> Directive:
Search the listing below for the string "current" and show each line that contains it.

── Data for the task

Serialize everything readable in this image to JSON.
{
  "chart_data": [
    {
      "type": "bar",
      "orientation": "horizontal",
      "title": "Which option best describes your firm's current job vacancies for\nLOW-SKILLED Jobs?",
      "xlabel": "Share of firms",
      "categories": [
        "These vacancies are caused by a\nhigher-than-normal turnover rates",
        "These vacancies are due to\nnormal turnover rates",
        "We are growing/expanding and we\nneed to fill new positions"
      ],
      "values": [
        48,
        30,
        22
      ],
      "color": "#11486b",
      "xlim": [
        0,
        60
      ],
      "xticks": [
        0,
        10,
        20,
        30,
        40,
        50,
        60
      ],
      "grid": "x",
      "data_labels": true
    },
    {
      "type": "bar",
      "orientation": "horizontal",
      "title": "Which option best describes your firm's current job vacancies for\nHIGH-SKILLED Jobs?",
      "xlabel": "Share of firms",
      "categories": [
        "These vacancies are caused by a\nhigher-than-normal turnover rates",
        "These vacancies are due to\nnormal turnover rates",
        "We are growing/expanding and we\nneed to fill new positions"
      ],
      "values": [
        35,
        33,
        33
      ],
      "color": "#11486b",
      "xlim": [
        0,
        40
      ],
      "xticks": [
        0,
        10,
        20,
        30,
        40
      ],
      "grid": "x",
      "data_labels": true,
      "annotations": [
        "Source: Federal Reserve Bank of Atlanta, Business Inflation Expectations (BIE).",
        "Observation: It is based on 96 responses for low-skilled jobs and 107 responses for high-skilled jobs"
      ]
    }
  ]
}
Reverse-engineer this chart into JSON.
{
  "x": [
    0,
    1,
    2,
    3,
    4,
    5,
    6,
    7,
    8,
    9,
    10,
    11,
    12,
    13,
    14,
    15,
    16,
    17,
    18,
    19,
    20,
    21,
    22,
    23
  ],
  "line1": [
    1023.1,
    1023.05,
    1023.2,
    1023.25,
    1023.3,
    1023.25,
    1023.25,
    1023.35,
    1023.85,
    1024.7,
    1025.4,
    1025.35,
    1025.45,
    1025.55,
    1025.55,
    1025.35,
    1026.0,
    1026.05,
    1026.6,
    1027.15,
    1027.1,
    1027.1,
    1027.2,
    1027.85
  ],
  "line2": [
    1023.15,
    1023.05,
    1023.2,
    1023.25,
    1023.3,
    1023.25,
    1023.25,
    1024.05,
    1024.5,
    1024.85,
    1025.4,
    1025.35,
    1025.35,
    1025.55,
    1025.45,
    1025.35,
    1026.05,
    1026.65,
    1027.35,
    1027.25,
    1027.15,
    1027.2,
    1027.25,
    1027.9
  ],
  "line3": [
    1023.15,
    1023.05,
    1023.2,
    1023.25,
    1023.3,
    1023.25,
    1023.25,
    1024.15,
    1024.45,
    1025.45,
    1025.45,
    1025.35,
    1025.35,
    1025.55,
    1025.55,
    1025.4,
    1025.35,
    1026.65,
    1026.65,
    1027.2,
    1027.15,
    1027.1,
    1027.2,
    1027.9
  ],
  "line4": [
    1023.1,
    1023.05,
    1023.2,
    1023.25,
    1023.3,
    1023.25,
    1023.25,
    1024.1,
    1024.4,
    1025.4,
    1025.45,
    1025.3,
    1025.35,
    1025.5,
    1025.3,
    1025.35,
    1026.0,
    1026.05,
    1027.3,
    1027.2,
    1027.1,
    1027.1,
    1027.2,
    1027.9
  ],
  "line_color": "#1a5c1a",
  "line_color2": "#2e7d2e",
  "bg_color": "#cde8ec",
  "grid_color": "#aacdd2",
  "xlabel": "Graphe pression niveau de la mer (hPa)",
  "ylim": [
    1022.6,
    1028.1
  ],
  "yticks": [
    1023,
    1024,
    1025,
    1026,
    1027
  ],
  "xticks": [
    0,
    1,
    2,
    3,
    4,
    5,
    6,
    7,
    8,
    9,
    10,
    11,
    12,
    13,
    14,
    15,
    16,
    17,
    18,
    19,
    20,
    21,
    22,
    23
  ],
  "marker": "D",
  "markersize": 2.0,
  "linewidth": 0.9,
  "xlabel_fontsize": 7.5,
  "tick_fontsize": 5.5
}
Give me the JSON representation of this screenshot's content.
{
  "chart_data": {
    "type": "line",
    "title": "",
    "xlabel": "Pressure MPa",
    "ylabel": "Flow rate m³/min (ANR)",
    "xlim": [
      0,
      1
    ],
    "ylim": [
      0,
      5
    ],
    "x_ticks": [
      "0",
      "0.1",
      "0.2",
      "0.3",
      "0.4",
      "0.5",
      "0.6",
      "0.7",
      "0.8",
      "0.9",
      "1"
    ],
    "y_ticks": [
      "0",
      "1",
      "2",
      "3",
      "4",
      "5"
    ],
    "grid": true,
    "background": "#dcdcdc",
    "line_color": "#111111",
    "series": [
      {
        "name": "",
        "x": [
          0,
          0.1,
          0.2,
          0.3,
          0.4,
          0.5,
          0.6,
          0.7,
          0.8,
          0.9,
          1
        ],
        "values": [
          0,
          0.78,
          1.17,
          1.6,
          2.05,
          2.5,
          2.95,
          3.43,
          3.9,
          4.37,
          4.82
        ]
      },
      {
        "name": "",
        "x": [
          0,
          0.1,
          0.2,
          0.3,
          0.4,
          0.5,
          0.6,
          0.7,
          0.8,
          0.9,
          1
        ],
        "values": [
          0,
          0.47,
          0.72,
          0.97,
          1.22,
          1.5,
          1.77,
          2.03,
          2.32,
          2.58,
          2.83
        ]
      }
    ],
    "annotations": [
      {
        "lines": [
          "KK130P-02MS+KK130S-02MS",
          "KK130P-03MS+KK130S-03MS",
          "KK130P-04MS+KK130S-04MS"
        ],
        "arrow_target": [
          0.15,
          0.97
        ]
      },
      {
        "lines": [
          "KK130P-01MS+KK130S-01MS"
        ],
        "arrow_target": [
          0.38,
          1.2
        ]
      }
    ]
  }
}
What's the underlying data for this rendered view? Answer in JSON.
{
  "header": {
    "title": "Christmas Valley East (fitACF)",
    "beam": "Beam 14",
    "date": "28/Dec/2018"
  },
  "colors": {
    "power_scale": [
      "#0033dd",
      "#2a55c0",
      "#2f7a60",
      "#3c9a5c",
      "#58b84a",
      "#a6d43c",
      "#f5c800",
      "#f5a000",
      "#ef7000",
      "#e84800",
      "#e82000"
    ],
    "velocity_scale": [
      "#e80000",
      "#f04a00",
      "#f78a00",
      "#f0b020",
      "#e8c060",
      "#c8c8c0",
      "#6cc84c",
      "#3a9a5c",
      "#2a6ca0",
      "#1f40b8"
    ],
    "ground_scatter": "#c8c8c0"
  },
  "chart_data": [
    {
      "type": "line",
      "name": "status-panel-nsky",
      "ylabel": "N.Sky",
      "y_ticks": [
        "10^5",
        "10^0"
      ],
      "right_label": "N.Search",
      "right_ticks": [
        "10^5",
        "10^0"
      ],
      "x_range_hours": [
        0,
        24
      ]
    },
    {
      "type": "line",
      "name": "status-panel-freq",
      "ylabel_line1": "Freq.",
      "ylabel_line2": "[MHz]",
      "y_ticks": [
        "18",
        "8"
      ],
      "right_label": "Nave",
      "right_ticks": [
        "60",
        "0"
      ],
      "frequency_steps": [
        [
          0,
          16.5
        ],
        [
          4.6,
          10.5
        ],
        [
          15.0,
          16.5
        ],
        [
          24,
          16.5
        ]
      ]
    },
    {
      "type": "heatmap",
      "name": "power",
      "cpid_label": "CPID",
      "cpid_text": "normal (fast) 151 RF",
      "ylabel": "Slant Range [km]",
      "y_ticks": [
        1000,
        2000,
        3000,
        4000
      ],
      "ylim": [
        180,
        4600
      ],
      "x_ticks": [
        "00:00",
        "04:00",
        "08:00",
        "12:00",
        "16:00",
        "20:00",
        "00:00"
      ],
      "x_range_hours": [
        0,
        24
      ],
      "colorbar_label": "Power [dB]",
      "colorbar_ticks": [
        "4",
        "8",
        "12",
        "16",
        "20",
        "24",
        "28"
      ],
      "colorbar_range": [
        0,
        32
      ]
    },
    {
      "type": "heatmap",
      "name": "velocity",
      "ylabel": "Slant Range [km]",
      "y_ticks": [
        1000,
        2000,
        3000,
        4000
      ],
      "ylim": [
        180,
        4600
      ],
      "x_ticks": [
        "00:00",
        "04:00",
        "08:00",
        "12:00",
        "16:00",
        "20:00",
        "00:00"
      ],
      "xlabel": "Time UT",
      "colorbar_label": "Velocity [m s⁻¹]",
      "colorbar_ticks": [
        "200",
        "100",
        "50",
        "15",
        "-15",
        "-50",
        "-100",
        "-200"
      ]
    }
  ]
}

────

> Correct response:
      "title": "Which option best describes your firm's current job vacancies for\nLOW-SKILLED Jobs?",
      "title": "Which option best describes your firm's current job vacancies for\nHIGH-SKILLED Jobs?",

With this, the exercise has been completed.